= Recorded data =
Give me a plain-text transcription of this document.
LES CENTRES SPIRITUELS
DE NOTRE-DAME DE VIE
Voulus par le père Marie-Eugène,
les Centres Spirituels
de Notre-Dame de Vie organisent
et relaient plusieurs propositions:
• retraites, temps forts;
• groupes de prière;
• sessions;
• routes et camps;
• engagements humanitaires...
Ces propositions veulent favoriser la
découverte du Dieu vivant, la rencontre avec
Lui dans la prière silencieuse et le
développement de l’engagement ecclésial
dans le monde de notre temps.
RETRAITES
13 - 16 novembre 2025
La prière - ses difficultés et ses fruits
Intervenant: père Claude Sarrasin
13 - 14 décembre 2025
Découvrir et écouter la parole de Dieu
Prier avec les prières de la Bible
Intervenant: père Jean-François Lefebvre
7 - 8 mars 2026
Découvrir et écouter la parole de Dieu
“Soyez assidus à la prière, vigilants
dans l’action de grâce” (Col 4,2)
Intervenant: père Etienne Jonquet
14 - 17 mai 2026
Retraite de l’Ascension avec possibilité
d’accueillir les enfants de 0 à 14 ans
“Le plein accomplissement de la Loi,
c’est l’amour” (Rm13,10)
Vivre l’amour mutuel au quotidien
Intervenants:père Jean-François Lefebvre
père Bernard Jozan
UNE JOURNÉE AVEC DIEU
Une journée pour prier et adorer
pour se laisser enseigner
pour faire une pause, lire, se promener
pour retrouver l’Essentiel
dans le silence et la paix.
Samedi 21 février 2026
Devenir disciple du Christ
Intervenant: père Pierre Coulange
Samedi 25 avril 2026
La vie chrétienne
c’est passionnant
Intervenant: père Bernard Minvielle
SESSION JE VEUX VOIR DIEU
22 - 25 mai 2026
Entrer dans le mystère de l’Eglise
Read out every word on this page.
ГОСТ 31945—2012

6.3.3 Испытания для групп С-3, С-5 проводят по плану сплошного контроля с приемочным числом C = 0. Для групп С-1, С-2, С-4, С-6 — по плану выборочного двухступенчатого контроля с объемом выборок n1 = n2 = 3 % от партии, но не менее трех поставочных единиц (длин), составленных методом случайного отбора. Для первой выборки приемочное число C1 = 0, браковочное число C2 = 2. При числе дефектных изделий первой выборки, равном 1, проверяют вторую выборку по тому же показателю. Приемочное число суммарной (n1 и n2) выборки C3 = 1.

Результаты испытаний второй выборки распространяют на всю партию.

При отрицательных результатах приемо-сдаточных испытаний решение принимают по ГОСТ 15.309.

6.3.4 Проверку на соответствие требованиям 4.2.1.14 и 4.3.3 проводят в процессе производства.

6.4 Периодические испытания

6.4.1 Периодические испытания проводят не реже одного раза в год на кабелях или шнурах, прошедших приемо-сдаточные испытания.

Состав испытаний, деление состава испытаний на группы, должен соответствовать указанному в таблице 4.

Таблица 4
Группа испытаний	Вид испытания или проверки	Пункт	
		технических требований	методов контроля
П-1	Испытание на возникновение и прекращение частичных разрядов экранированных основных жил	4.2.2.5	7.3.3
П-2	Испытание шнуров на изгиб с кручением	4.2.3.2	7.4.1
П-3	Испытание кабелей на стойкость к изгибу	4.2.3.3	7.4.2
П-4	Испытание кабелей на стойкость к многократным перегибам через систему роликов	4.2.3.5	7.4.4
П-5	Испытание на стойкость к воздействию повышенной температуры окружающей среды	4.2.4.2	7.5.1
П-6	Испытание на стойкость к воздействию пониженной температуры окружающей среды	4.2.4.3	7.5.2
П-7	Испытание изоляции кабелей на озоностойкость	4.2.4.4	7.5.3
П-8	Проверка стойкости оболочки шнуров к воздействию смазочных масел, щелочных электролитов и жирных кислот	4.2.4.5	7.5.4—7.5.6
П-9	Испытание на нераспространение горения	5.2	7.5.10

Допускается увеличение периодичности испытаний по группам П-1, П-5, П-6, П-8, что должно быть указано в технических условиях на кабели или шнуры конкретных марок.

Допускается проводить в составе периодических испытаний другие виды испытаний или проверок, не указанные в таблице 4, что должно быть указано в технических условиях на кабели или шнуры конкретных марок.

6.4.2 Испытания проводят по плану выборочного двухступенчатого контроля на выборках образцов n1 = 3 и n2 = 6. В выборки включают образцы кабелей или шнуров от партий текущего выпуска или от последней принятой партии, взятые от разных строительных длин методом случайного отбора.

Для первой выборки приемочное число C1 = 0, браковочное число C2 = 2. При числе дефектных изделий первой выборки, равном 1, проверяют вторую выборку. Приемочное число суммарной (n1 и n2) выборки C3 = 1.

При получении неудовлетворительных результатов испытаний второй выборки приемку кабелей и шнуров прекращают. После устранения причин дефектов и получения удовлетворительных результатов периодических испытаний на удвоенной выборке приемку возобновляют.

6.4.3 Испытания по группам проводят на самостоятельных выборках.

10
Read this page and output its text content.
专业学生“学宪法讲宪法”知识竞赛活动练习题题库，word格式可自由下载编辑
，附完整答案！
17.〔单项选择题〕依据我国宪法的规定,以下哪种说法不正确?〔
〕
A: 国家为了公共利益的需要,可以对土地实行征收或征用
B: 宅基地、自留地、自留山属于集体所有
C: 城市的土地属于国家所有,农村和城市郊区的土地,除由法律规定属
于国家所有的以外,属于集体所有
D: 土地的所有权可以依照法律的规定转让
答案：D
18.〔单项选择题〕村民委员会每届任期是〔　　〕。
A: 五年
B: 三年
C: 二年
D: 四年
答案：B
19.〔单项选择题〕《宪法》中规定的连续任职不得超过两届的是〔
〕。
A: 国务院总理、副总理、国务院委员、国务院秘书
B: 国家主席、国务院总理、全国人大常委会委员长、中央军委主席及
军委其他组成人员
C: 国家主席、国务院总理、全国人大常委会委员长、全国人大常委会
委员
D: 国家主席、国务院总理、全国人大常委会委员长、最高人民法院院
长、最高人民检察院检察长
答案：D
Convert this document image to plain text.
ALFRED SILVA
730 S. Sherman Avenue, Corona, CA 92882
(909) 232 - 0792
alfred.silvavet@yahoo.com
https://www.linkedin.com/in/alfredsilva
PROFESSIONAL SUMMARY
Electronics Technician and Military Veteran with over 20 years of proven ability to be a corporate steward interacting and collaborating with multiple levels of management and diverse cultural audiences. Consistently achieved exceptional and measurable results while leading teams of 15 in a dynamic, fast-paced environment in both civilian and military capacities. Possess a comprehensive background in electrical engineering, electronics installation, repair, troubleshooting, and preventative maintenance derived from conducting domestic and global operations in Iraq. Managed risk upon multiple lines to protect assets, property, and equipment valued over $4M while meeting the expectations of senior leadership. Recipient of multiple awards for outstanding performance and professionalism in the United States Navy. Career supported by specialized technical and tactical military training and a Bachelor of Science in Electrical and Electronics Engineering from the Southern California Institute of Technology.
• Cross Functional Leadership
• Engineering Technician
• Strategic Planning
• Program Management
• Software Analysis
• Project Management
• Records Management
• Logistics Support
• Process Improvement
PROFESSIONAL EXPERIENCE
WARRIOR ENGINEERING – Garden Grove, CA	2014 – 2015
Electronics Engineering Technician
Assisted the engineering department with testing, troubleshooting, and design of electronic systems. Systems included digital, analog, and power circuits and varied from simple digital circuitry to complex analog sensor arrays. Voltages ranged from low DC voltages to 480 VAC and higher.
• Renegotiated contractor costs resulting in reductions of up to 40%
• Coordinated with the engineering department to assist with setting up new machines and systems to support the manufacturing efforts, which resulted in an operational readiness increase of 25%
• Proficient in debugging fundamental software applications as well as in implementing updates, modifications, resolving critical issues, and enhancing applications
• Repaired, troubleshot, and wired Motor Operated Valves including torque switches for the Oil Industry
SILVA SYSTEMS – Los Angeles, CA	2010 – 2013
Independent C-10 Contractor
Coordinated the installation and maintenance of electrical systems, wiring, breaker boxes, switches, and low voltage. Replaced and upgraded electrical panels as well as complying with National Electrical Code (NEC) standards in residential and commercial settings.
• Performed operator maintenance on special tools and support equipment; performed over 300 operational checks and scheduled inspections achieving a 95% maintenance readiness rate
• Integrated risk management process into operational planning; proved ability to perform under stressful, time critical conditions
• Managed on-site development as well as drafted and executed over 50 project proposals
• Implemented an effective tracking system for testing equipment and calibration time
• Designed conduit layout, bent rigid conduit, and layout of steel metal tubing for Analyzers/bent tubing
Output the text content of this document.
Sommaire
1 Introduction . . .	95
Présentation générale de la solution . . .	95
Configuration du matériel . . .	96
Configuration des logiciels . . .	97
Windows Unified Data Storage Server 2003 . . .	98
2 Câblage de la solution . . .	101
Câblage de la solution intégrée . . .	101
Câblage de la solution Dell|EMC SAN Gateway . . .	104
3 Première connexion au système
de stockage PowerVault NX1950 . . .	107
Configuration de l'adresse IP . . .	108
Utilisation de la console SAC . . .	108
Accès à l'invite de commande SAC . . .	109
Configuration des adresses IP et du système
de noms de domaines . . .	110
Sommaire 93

= The problem =
Which lines contain the word "page"? Return each of them.

= The response =
Read out every word on this page.
Read this page and output its text content.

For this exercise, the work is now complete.